Copy every line of the records that includes the word "screenshot".
-.-.-
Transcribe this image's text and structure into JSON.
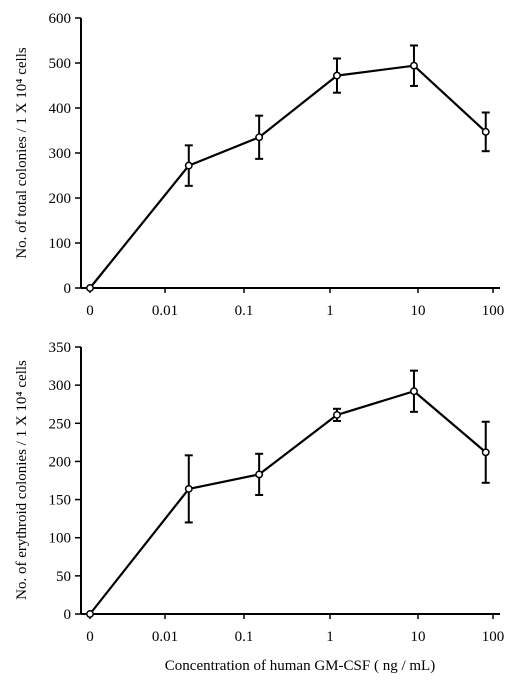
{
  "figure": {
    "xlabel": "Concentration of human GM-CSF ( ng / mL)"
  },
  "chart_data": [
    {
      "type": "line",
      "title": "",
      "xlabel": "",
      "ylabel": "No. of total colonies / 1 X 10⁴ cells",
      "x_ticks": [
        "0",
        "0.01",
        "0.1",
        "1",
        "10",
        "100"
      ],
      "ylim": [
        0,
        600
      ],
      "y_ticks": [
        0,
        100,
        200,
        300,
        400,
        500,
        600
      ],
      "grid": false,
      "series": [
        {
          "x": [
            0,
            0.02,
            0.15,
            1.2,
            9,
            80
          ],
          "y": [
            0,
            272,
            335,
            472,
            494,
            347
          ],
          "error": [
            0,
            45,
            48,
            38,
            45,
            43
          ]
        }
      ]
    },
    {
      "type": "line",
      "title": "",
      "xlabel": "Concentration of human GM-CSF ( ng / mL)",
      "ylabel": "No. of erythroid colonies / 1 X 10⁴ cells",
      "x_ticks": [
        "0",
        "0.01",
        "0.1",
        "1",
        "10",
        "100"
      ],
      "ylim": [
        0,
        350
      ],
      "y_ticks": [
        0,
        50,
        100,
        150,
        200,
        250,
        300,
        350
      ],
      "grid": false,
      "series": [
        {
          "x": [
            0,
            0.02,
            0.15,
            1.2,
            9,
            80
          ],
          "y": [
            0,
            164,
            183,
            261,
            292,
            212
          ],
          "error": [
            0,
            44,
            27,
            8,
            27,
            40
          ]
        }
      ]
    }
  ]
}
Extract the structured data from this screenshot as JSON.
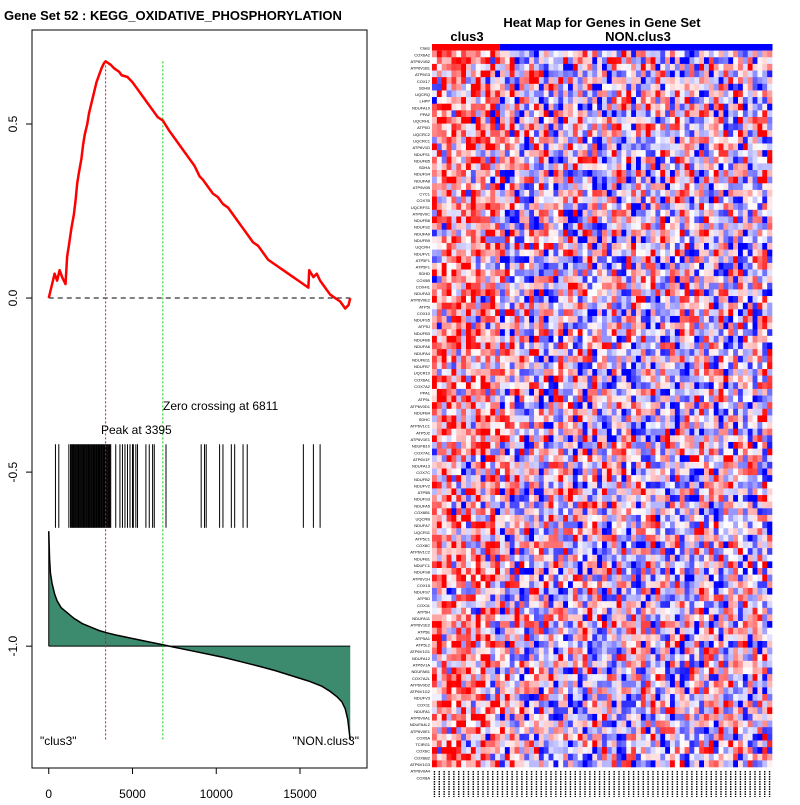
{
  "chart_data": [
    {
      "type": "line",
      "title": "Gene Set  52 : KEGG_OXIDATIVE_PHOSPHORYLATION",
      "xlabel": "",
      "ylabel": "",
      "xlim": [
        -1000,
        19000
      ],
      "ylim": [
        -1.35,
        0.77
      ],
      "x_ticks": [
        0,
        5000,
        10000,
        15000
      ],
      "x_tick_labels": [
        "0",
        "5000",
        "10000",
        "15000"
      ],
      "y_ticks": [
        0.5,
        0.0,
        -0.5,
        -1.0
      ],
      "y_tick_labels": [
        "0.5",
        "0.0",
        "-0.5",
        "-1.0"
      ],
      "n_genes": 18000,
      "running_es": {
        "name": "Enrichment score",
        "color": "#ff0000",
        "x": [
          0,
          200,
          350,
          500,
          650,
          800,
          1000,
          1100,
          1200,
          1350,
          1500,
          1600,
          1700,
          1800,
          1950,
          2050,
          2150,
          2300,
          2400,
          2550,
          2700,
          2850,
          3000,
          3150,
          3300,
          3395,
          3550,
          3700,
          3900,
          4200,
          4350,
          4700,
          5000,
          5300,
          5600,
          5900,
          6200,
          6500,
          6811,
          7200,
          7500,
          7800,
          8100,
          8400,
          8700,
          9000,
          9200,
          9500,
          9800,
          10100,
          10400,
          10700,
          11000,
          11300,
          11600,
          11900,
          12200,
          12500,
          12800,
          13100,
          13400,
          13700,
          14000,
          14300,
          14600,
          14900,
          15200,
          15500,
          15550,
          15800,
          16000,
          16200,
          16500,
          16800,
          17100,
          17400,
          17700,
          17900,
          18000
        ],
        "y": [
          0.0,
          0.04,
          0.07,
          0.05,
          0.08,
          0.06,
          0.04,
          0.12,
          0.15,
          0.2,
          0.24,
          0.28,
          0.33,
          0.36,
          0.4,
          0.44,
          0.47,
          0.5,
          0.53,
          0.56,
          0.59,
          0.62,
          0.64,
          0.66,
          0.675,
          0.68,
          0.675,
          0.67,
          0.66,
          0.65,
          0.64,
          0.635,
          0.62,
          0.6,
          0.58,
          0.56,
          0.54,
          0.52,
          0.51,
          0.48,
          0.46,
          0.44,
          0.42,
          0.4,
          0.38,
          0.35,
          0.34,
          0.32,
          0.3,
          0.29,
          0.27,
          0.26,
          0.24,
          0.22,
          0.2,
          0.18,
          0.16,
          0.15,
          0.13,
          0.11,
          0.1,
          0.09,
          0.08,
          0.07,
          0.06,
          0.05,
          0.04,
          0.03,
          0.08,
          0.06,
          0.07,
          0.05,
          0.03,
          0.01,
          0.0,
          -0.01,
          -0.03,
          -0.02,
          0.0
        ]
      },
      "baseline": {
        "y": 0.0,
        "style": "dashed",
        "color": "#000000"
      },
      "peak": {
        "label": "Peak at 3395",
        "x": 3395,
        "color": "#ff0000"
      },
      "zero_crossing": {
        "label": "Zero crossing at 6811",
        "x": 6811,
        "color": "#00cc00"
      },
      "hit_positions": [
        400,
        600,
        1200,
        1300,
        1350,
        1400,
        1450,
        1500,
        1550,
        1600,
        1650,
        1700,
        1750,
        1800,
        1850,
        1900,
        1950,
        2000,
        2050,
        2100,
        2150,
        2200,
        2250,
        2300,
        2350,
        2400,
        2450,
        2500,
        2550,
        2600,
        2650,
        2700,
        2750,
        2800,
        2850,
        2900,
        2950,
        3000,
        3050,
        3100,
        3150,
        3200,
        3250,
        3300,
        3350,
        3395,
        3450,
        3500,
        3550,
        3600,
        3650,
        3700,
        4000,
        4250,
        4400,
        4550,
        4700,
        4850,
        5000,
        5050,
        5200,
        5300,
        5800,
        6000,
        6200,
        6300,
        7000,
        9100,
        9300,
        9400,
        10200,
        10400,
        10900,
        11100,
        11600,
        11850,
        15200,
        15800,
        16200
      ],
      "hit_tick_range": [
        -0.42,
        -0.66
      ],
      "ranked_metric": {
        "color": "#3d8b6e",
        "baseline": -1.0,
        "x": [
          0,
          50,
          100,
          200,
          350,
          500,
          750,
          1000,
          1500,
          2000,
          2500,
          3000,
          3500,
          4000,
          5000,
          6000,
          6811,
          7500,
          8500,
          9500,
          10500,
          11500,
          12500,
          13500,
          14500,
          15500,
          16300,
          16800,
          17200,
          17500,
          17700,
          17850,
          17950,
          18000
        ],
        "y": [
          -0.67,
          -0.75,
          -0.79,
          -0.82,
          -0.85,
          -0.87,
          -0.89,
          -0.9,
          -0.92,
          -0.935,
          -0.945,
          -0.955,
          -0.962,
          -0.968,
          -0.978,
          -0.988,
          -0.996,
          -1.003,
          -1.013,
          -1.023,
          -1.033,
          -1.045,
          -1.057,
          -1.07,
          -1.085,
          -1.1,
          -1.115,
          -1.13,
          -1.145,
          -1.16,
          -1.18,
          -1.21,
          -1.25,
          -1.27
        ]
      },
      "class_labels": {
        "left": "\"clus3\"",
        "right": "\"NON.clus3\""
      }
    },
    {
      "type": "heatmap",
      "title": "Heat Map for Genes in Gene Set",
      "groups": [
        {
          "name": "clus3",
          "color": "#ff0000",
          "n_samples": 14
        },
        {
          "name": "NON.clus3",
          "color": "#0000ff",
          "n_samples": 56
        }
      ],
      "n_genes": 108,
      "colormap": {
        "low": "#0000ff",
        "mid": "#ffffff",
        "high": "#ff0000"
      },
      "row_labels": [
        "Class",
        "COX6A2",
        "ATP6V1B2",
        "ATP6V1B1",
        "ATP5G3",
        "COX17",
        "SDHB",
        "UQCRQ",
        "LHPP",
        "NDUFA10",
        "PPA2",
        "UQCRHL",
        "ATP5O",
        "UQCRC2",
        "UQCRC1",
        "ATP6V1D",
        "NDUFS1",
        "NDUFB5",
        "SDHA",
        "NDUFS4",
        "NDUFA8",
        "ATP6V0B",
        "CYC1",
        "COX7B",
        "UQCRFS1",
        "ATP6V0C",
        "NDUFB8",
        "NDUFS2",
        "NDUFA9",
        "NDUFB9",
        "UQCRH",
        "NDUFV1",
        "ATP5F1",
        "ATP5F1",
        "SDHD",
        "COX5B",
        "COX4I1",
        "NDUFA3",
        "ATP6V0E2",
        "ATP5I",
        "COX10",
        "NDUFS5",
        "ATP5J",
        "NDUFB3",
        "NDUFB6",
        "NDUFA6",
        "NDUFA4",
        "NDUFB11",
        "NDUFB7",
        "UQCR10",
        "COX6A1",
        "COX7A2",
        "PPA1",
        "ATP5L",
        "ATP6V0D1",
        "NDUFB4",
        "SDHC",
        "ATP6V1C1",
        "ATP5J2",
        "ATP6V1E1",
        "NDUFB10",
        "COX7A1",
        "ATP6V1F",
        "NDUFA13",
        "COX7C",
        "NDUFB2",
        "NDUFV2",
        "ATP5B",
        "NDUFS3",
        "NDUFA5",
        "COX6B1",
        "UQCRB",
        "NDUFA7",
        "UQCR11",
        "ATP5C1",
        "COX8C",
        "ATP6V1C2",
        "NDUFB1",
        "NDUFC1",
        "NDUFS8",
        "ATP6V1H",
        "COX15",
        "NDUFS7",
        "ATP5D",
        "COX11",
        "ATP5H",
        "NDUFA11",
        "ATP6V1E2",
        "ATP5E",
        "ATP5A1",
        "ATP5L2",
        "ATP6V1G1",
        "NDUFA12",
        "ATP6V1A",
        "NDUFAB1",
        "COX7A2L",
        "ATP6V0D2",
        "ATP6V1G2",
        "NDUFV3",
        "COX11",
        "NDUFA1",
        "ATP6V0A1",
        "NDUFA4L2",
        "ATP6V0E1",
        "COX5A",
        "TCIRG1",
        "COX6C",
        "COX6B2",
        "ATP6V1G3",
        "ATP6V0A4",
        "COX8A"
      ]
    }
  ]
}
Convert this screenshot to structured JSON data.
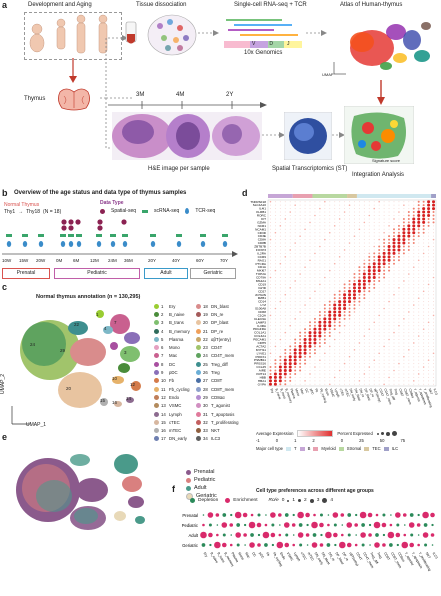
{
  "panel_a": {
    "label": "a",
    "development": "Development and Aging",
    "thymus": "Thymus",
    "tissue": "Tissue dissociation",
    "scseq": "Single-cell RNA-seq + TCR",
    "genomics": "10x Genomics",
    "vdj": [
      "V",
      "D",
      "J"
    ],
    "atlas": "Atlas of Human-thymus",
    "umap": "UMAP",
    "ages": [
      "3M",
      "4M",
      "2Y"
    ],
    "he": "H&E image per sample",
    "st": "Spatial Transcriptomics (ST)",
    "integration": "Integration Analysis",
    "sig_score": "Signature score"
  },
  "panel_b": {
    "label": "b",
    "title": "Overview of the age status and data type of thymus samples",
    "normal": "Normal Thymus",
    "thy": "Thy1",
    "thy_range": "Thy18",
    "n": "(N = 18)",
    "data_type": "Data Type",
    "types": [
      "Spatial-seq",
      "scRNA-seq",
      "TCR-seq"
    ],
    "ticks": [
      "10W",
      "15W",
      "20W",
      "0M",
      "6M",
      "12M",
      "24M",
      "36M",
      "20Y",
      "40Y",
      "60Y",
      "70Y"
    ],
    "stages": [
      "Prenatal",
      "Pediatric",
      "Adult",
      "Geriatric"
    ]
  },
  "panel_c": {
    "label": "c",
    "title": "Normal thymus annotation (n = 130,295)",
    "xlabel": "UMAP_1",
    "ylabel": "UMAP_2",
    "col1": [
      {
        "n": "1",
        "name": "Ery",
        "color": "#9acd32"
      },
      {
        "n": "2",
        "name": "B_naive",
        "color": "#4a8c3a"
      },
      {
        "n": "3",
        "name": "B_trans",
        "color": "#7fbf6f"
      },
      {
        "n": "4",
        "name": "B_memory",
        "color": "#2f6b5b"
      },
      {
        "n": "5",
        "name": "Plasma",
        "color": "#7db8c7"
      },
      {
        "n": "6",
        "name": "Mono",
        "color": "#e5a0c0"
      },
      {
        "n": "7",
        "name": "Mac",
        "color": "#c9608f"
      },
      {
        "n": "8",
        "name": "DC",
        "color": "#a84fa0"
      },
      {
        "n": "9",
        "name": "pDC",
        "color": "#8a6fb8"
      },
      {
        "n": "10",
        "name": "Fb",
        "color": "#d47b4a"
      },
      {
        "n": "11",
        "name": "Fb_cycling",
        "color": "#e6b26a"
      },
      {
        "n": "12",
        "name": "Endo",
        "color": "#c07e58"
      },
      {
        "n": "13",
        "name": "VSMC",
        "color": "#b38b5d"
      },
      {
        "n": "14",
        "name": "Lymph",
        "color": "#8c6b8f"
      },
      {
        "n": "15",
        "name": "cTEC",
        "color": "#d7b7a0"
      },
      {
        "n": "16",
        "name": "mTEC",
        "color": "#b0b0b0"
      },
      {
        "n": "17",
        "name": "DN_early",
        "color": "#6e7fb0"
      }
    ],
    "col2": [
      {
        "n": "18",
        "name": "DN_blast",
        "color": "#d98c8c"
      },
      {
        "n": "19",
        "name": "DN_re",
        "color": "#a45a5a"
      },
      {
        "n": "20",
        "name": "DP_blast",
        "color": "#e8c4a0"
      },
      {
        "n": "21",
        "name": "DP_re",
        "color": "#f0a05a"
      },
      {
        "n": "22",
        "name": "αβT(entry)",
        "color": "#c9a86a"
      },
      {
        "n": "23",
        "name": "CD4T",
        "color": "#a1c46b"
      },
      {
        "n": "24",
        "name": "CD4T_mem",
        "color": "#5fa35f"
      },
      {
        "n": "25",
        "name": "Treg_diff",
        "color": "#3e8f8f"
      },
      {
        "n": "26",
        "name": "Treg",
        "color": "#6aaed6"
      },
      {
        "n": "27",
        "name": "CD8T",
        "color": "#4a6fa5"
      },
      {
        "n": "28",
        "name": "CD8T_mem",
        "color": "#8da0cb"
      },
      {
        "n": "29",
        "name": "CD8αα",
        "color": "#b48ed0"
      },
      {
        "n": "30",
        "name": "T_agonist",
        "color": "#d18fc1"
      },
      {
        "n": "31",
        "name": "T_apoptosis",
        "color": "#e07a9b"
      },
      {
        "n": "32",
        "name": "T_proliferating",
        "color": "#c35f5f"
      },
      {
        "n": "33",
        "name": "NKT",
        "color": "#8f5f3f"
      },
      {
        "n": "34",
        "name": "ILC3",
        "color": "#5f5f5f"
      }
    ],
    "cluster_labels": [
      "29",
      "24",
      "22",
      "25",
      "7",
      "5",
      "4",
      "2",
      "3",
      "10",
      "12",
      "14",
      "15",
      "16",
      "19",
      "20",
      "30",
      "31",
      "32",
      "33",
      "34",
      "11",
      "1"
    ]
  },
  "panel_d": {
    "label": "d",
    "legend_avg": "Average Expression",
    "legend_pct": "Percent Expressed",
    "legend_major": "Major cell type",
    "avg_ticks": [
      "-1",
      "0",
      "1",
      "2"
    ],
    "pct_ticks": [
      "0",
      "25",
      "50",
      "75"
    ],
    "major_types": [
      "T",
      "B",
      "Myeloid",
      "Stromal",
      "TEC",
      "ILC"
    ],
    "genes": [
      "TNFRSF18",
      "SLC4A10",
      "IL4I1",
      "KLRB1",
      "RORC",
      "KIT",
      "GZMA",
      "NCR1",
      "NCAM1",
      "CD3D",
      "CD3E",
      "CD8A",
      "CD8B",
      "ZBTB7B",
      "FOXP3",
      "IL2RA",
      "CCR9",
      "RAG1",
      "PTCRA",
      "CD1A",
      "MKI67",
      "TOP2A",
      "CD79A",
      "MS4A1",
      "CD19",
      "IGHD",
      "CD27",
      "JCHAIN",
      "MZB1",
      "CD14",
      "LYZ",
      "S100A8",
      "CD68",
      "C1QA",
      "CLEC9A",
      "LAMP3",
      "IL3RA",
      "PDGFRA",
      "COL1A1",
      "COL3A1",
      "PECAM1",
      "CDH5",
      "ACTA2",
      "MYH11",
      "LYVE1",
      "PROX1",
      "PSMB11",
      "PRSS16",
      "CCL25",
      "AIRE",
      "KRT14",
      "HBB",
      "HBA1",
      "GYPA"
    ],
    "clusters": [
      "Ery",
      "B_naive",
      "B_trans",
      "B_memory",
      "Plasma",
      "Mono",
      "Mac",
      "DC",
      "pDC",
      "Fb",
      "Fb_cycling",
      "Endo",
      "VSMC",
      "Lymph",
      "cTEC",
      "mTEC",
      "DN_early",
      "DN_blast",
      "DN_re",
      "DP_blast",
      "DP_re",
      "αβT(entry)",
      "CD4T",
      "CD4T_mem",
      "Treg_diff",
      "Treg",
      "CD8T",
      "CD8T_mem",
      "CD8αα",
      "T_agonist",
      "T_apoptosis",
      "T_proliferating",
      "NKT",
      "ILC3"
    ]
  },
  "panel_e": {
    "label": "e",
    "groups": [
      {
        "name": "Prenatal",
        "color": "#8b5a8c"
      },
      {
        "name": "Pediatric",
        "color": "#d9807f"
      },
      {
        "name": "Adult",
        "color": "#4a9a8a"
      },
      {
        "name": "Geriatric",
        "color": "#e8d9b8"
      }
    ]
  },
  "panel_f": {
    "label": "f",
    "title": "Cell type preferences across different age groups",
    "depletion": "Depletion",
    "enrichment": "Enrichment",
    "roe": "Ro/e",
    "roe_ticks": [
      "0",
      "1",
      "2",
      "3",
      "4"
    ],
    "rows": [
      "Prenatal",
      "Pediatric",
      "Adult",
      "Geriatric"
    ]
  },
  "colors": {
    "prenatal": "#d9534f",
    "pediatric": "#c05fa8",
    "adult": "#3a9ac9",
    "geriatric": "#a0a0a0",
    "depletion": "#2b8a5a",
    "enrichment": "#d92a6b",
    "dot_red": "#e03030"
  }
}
-.-.-
_RESPONSE TO THIS TASK_.
Extract the structured data from this screenshot as JSON.
Convert this screenshot to structured JSON data.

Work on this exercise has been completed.